> **Problem requirements**:
Spot each line in the records below where the word "type" occurs, then copy it.

> **Data for processing**:
start
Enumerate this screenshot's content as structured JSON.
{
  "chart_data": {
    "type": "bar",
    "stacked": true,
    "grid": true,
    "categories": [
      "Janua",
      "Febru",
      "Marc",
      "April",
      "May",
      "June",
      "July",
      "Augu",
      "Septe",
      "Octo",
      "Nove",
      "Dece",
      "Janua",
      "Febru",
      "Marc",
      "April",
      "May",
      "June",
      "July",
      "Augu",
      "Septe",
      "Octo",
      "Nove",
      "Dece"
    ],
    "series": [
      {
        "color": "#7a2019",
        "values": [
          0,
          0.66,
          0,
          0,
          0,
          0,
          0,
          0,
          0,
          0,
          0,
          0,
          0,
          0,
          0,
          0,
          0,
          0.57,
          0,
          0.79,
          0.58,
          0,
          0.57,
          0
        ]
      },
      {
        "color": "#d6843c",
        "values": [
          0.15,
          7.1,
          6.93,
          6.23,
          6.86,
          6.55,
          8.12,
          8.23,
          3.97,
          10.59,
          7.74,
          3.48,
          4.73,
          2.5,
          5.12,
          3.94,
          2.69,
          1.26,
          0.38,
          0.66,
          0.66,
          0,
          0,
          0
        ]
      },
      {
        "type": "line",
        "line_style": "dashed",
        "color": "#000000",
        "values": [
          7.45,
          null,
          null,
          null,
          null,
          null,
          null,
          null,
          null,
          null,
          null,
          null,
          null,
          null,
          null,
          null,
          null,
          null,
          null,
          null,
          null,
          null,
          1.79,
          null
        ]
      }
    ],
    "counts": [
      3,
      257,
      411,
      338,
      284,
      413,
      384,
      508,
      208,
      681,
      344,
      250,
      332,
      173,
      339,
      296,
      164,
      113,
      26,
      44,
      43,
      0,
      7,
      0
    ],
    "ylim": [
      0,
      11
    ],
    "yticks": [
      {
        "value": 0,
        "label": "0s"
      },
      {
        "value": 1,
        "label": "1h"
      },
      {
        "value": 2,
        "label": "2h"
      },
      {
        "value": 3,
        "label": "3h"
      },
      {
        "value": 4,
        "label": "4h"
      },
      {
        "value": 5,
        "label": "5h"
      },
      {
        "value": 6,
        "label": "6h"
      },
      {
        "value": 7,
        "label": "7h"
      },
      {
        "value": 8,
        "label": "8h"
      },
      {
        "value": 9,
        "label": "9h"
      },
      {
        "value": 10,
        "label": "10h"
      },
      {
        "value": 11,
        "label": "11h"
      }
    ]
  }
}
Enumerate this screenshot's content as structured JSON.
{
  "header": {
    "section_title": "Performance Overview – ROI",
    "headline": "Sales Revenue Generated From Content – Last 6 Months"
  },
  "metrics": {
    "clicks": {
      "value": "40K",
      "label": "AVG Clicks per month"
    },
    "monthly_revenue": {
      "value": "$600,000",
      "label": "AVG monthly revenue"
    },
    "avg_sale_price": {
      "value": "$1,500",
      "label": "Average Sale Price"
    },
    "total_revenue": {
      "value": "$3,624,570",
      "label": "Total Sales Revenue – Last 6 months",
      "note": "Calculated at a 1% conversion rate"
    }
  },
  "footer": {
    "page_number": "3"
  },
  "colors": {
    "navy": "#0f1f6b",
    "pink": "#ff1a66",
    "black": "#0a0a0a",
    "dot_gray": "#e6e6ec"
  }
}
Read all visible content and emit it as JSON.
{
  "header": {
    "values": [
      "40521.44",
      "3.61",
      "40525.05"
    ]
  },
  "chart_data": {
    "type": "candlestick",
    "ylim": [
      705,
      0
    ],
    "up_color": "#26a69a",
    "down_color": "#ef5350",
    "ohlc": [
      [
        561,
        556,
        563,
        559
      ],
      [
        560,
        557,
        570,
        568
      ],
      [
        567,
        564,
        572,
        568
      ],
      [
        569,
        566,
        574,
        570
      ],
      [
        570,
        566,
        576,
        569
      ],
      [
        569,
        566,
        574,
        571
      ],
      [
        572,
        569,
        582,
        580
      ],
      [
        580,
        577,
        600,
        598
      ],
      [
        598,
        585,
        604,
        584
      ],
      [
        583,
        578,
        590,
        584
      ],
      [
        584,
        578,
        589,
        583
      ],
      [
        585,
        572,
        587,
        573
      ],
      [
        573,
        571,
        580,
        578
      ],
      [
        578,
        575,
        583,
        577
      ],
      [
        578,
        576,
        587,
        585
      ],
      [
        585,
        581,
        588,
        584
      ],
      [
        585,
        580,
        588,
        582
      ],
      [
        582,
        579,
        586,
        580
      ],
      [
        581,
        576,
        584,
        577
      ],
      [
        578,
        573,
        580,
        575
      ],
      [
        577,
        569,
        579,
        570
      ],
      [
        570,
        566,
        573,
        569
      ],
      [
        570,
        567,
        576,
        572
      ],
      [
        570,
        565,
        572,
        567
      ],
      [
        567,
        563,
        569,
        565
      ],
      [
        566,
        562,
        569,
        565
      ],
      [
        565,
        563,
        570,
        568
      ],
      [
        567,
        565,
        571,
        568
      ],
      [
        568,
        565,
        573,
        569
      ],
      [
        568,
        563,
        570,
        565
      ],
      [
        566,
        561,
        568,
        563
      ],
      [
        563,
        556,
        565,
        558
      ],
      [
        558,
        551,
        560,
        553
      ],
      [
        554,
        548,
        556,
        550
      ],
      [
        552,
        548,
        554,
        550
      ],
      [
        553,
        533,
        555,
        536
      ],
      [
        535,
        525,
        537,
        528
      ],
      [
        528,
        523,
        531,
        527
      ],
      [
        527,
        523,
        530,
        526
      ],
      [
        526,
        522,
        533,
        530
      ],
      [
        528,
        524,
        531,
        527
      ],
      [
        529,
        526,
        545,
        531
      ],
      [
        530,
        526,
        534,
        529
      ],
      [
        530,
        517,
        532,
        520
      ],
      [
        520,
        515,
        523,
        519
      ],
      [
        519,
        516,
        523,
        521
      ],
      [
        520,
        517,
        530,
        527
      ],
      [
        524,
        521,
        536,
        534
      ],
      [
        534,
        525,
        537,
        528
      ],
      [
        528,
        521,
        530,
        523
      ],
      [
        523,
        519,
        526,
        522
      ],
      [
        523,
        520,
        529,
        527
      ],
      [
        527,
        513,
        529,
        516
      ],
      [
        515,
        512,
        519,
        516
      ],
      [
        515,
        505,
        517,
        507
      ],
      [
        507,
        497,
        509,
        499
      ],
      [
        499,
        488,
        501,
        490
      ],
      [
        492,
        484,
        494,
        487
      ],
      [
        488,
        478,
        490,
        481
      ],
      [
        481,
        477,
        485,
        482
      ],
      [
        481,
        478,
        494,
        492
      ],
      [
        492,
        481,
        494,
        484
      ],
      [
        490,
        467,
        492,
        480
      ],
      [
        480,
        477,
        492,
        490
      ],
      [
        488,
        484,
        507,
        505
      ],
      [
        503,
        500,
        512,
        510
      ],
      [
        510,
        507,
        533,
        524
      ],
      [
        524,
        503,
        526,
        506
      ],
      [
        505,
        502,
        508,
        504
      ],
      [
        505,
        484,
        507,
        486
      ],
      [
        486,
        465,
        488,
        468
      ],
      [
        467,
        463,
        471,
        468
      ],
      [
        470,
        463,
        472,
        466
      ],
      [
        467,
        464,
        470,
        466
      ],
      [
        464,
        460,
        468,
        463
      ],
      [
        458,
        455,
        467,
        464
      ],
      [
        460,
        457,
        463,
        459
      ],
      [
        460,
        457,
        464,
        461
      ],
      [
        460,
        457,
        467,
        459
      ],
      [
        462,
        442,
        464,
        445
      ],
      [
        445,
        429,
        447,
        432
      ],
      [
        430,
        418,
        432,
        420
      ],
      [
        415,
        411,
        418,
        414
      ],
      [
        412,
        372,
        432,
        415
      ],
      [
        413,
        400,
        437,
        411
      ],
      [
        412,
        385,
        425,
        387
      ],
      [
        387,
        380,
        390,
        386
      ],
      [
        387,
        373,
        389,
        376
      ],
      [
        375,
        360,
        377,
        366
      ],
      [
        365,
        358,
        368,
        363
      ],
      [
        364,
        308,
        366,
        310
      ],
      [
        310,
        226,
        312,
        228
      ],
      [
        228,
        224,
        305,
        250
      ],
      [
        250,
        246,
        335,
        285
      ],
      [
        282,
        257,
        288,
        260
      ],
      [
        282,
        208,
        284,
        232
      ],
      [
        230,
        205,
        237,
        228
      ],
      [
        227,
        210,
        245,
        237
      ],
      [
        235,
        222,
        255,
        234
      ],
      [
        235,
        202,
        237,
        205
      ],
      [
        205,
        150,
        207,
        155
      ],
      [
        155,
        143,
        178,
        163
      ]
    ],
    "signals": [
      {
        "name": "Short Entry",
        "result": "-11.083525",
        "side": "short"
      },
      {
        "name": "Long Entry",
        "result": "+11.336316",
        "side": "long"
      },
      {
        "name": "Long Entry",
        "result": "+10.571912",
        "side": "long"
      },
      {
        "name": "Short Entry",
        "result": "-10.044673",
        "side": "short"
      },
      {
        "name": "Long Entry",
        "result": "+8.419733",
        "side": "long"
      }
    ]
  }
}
end
> **Exercise result**:
    "type": "bar",
        "type": "line",
    "type": "candlestick",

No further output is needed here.